SOURCE MATERIAL =>
· · · · ·
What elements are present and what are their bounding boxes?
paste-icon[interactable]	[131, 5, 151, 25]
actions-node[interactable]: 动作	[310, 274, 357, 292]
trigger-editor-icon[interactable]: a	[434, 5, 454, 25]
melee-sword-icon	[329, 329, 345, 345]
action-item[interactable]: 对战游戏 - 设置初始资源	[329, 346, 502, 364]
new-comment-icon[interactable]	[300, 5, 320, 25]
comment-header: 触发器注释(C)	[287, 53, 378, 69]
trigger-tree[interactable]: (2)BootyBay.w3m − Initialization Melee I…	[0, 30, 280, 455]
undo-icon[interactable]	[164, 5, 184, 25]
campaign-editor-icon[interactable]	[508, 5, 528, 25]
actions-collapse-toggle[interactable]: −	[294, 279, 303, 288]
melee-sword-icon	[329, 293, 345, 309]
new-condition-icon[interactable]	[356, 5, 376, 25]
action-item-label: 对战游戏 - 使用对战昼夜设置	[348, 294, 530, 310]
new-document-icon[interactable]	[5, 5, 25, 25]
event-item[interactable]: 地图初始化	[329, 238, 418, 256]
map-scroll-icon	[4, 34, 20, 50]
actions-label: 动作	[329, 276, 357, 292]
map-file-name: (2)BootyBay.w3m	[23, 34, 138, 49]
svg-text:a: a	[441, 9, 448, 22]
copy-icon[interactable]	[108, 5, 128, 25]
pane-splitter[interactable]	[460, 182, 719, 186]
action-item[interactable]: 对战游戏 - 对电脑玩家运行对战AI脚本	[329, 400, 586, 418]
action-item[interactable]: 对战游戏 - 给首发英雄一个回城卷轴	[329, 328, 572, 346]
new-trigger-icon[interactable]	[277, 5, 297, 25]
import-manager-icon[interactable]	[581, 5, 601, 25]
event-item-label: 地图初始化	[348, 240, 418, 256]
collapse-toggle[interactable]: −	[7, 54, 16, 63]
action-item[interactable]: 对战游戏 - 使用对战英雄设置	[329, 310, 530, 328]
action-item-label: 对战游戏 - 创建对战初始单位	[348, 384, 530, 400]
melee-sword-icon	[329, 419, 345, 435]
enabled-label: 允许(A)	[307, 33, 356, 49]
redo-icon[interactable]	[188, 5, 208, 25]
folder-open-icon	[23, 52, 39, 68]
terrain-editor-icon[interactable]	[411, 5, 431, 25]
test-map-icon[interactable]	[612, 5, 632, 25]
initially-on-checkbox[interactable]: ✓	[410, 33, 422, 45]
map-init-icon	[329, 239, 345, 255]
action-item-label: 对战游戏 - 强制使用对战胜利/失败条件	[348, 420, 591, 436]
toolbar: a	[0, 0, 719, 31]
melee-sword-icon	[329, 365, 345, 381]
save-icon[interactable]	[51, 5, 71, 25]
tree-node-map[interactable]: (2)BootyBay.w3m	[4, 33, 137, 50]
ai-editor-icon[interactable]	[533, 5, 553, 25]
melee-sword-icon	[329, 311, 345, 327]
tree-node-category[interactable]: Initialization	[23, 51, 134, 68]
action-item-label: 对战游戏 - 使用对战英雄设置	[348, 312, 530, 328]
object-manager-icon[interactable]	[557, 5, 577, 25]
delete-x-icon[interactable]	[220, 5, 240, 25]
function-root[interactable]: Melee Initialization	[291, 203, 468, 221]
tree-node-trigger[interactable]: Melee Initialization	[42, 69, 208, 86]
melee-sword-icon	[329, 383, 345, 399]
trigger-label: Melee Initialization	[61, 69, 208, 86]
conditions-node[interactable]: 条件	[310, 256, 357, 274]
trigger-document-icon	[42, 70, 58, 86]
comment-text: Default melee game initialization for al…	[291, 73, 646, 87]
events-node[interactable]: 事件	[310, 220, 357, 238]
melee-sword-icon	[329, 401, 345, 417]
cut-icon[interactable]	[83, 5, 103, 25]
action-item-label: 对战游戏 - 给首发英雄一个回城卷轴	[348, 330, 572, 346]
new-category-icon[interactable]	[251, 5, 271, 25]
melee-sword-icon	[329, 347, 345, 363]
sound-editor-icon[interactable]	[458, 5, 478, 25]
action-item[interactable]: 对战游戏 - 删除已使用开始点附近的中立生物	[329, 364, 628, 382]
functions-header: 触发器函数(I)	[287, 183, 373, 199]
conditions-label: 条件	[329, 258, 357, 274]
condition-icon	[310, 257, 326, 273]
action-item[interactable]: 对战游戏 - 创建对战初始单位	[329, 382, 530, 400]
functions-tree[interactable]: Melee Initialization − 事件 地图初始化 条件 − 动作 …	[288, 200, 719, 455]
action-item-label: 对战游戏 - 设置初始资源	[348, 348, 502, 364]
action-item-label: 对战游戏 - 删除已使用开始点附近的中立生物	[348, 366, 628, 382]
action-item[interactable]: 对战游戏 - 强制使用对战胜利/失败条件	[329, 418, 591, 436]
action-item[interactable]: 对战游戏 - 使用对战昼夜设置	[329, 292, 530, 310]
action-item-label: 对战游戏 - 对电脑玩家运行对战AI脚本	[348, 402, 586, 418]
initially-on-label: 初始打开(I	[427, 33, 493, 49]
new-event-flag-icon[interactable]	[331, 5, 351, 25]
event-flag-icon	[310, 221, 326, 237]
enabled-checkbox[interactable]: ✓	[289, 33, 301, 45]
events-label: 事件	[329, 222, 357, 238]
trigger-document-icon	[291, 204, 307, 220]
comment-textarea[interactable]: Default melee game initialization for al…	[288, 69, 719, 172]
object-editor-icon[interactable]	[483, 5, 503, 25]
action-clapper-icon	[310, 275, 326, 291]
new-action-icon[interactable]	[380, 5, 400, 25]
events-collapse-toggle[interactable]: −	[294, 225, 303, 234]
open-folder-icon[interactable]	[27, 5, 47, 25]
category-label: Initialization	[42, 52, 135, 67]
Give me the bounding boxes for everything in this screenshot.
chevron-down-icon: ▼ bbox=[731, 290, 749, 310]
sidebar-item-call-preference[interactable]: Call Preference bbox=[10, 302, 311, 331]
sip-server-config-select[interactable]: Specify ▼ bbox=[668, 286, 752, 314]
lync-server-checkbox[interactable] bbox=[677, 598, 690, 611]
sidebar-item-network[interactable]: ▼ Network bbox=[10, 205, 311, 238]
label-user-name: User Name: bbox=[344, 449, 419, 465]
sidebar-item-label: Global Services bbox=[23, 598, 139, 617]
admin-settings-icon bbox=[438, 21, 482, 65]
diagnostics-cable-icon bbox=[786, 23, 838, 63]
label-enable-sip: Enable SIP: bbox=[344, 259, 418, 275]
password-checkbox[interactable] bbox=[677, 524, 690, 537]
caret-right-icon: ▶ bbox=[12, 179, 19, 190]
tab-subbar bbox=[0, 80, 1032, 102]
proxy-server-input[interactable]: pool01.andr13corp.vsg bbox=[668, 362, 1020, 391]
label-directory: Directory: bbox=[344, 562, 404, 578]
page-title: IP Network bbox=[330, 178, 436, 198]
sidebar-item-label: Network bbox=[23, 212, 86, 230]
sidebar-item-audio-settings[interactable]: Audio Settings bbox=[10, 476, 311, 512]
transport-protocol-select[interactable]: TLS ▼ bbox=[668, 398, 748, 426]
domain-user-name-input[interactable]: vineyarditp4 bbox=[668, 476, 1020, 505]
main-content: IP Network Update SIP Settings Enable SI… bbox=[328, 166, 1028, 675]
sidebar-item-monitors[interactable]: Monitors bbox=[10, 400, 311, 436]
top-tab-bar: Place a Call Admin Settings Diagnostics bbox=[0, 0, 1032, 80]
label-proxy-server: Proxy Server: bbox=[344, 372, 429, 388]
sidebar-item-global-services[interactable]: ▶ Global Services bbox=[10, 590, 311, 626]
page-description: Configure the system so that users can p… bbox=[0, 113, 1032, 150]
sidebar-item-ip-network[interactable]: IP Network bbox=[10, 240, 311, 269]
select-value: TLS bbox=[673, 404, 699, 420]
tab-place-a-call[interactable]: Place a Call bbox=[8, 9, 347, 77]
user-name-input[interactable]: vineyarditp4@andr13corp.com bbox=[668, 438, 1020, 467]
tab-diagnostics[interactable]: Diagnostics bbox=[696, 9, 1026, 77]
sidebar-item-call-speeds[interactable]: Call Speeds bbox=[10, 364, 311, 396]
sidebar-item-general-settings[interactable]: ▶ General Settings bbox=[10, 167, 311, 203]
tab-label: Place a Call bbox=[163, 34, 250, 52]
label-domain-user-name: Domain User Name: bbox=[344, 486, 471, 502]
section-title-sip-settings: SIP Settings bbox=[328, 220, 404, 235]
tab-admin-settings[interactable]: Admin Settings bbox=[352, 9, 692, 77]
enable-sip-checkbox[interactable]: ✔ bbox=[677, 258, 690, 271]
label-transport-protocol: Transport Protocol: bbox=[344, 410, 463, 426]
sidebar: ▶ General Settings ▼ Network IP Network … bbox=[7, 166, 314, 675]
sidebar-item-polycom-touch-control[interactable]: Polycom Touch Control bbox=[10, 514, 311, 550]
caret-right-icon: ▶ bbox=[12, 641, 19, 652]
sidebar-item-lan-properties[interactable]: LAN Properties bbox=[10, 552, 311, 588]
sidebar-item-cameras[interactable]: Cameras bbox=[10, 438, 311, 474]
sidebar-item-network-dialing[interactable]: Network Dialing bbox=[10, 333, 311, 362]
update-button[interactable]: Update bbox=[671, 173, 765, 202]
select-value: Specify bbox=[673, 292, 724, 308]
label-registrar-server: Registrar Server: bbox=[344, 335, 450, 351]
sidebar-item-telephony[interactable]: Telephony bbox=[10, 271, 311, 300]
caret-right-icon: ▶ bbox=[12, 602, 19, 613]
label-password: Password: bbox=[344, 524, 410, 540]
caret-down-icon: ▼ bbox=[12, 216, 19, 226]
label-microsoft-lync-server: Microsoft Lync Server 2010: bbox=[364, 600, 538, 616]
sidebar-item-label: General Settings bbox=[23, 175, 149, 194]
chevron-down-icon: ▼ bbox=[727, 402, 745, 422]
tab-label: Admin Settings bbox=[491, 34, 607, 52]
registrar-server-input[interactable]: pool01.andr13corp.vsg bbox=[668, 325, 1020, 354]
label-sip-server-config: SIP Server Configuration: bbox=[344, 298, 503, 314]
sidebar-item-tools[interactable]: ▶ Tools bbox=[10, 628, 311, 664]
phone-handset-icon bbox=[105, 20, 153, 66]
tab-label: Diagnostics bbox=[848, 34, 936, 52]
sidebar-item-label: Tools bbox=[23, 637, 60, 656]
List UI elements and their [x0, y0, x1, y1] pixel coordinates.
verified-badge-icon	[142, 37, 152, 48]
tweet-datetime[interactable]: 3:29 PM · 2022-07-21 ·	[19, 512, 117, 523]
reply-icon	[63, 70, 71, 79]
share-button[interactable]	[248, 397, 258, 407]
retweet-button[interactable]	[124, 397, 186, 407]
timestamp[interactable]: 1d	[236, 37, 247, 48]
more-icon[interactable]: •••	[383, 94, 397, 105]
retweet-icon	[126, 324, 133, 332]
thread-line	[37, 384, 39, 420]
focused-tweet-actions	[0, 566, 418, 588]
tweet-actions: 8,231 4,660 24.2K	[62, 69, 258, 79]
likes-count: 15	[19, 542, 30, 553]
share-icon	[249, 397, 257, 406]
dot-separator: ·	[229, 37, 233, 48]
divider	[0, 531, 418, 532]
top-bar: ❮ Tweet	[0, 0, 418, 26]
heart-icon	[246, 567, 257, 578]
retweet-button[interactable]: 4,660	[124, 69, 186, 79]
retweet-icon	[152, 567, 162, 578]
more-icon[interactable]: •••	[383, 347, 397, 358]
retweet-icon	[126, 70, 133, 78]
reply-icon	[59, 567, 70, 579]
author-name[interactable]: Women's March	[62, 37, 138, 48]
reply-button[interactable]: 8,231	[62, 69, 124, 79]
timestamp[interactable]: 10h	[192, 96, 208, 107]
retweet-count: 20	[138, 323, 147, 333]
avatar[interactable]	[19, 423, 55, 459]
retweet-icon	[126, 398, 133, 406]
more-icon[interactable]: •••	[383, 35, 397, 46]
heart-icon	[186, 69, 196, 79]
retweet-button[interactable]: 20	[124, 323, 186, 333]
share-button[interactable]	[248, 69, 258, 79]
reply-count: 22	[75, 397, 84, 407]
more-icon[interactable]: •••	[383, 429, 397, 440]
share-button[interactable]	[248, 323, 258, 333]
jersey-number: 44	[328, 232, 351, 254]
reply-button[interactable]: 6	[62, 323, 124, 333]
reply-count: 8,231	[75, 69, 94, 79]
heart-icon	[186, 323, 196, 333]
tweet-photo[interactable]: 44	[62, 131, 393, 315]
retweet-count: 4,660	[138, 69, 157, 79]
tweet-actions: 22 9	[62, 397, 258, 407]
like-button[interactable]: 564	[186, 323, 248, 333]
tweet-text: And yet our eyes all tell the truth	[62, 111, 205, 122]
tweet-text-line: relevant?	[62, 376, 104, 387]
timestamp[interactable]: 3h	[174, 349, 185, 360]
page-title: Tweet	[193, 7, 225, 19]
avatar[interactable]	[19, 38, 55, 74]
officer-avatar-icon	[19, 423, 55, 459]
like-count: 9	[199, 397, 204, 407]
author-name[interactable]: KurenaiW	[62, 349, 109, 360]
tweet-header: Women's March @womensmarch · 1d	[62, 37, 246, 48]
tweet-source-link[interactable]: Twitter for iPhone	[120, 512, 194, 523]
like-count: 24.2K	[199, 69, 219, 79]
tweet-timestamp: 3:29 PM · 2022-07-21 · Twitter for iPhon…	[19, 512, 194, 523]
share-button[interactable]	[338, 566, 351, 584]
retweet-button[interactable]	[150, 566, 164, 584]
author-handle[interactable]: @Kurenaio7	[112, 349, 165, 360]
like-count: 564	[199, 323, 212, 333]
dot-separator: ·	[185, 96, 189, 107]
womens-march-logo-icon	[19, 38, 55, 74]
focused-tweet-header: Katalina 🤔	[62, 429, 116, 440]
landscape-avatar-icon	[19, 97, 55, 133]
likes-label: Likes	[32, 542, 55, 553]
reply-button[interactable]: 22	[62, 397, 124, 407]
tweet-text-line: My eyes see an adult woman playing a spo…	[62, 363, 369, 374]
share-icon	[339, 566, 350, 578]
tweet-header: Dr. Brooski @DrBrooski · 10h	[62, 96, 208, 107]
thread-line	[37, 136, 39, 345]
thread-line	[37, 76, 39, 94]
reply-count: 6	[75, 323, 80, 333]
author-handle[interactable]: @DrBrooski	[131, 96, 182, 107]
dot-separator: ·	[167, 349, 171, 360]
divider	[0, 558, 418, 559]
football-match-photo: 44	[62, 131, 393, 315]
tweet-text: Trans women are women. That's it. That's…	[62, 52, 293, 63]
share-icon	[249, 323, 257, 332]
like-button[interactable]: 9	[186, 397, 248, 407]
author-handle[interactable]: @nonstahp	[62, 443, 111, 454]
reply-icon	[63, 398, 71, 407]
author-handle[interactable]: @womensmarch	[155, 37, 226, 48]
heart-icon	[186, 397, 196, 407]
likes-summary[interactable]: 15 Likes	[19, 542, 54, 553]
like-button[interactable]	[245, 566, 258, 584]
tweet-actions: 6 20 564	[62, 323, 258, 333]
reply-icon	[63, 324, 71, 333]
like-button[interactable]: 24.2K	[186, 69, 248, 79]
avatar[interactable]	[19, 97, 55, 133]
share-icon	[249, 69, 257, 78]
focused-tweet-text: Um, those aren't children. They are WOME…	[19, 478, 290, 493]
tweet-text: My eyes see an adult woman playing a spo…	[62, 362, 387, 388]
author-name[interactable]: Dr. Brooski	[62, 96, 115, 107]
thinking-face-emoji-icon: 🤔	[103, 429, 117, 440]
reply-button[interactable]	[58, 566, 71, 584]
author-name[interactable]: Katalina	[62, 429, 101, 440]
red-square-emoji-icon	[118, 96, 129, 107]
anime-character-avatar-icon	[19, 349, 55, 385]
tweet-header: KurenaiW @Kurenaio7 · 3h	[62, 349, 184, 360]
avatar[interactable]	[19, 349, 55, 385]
· · · · ·
EXERCISE =>
Copy out the listing above word for word, starting at its first line and ending after the line that contains "5, 128, 25]".

FINAL RESULT =>
What elements are present and what are their bounding boxes?
paste-icon[interactable]	[131, 5, 151, 25]
actions-node[interactable]: 动作	[310, 274, 357, 292]
trigger-editor-icon[interactable]: a	[434, 5, 454, 25]
melee-sword-icon	[329, 329, 345, 345]
action-item[interactable]: 对战游戏 - 设置初始资源	[329, 346, 502, 364]
new-comment-icon[interactable]	[300, 5, 320, 25]
comment-header: 触发器注释(C)	[287, 53, 378, 69]
trigger-tree[interactable]: (2)BootyBay.w3m − Initialization Melee I…	[0, 30, 280, 455]
undo-icon[interactable]	[164, 5, 184, 25]
campaign-editor-icon[interactable]	[508, 5, 528, 25]
actions-collapse-toggle[interactable]: −	[294, 279, 303, 288]
melee-sword-icon	[329, 293, 345, 309]
new-condition-icon[interactable]	[356, 5, 376, 25]
action-item-label: 对战游戏 - 使用对战昼夜设置	[348, 294, 530, 310]
new-document-icon[interactable]	[5, 5, 25, 25]
event-item[interactable]: 地图初始化	[329, 238, 418, 256]
map-scroll-icon	[4, 34, 20, 50]
actions-label: 动作	[329, 276, 357, 292]
map-file-name: (2)BootyBay.w3m	[23, 34, 138, 49]
svg-text:a: a	[441, 9, 448, 22]
copy-icon[interactable]	[108, 5, 128, 25]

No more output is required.